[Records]
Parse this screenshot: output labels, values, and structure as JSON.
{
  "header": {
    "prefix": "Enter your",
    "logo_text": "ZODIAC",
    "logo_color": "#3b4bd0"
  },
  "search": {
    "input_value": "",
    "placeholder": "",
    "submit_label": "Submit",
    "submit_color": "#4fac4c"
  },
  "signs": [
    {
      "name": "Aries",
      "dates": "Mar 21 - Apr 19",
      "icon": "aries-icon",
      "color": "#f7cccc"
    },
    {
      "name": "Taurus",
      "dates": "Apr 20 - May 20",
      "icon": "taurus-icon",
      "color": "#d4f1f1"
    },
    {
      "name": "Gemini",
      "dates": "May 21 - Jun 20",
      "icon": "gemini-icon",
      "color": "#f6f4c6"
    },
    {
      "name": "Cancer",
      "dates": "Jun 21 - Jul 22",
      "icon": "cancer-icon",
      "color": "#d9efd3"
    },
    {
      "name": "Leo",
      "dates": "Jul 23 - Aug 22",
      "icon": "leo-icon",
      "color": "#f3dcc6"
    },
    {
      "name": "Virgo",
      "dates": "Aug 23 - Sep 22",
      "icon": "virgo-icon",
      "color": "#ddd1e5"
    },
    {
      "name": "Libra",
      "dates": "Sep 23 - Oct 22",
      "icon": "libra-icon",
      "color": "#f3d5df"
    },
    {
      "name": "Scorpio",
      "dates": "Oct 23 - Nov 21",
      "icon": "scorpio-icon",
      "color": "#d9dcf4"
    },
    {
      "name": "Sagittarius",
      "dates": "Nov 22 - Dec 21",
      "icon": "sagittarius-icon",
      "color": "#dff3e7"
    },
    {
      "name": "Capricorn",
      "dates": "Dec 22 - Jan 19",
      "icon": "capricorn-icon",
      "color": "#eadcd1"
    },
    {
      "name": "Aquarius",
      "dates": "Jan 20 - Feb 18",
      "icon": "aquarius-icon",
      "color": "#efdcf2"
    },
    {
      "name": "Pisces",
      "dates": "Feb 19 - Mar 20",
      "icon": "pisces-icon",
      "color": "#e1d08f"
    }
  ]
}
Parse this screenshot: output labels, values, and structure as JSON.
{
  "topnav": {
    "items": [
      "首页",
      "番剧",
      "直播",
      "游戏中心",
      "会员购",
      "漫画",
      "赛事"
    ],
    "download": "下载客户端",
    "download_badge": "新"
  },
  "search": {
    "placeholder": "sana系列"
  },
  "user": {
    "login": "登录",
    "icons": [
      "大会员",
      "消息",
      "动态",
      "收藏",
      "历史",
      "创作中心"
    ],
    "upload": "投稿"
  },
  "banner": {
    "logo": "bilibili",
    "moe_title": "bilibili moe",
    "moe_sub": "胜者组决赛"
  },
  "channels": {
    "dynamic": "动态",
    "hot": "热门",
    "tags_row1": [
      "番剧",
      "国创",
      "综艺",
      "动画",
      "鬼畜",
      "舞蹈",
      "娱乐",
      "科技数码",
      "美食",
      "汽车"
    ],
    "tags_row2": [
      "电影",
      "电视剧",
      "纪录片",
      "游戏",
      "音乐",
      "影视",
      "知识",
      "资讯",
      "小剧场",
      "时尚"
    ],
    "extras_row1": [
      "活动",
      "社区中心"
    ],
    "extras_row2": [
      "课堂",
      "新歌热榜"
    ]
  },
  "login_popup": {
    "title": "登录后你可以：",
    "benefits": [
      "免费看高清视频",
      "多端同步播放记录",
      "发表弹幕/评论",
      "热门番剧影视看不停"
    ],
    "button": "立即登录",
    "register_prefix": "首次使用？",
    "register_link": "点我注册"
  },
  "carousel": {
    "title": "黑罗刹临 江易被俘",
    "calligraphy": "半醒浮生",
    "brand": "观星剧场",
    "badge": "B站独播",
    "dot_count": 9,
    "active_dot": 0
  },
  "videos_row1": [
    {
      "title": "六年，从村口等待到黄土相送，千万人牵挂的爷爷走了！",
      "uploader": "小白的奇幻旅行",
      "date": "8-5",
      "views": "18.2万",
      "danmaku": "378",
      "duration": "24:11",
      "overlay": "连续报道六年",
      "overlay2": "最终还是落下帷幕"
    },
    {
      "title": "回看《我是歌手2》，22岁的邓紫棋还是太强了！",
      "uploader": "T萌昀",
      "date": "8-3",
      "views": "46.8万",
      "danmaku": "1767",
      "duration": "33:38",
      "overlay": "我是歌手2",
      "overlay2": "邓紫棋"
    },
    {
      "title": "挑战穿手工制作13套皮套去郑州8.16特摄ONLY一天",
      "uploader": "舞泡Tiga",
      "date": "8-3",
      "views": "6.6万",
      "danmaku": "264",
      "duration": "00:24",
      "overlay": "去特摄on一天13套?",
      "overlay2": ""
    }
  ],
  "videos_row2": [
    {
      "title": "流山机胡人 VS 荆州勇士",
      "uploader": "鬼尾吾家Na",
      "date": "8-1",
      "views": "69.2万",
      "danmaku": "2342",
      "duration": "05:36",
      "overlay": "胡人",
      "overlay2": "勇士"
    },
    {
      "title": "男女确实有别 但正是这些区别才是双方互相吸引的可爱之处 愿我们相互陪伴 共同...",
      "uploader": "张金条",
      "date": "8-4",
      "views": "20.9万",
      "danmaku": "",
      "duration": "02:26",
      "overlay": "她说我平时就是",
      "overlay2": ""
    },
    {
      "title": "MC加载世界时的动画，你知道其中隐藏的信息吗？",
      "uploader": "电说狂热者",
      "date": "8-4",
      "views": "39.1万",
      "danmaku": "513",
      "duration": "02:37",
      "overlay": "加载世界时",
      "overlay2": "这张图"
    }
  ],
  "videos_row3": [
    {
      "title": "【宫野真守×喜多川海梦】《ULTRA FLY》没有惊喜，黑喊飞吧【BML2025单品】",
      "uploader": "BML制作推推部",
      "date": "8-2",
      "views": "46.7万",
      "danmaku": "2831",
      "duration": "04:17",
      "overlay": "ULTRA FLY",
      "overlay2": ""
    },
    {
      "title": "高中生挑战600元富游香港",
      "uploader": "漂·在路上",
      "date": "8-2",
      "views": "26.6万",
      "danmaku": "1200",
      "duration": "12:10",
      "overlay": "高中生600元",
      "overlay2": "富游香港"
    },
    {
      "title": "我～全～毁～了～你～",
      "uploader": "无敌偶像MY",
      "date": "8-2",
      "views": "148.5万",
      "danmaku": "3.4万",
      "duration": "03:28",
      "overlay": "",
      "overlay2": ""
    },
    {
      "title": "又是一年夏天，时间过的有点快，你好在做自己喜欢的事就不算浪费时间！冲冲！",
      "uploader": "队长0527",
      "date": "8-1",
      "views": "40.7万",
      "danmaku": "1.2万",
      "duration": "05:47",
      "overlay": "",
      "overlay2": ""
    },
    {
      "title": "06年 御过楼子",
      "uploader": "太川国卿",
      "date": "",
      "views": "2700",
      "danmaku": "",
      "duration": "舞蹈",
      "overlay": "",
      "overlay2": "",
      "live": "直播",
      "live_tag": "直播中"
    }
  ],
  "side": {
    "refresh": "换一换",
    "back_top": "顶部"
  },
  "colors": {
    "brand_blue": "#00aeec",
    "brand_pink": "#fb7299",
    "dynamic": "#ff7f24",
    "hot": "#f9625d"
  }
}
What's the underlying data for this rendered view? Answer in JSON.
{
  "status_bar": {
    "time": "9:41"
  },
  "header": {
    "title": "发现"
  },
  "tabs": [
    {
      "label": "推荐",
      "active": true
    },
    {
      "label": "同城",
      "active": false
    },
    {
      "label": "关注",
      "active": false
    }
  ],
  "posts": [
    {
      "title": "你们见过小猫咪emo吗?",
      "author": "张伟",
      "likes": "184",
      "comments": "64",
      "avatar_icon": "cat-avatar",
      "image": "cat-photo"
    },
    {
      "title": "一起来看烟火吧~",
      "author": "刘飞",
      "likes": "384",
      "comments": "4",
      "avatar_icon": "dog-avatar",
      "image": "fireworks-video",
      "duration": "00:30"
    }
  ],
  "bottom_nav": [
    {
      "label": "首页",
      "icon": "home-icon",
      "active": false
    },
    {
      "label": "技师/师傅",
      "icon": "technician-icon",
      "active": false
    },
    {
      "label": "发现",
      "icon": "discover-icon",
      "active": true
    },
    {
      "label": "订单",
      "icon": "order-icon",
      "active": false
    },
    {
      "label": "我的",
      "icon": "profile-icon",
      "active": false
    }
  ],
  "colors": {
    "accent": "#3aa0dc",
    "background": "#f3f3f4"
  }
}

▸ Set exercise: Copy, character for character, the lines from the line that holds "What's the underlying" through the final line of the records above.

▸ Task response:
What's the underlying data for this rendered view? Answer in JSON.
{
  "status_bar": {
    "time": "9:41"
  },
  "header": {
    "title": "发现"
  },
  "tabs": [
    {
      "label": "推荐",
      "active": true
    },
    {
      "label": "同城",
      "active": false
    },
    {
      "label": "关注",
      "active": false
    }
  ],
  "posts": [
    {
      "title": "你们见过小猫咪emo吗?",
      "author": "张伟",
      "likes": "184",
      "comments": "64",
      "avatar_icon": "cat-avatar",
      "image": "cat-photo"
    },
    {
      "title": "一起来看烟火吧~",
      "author": "刘飞",
      "likes": "384",
      "comments": "4",
      "avatar_icon": "dog-avatar",
      "image": "fireworks-video",
      "duration": "00:30"
    }
  ],
  "bottom_nav": [
    {
      "label": "首页",
      "icon": "home-icon",
      "active": false
    },
    {
      "label": "技师/师傅",
      "icon": "technician-icon",
      "active": false
    },
    {
      "label": "发现",
      "icon": "discover-icon",
      "active": true
    },
    {
      "label": "订单",
      "icon": "order-icon",
      "active": false
    },
    {
      "label": "我的",
      "icon": "profile-icon",
      "active": false
    }
  ],
  "colors": {
    "accent": "#3aa0dc",
    "background": "#f3f3f4"
  }
}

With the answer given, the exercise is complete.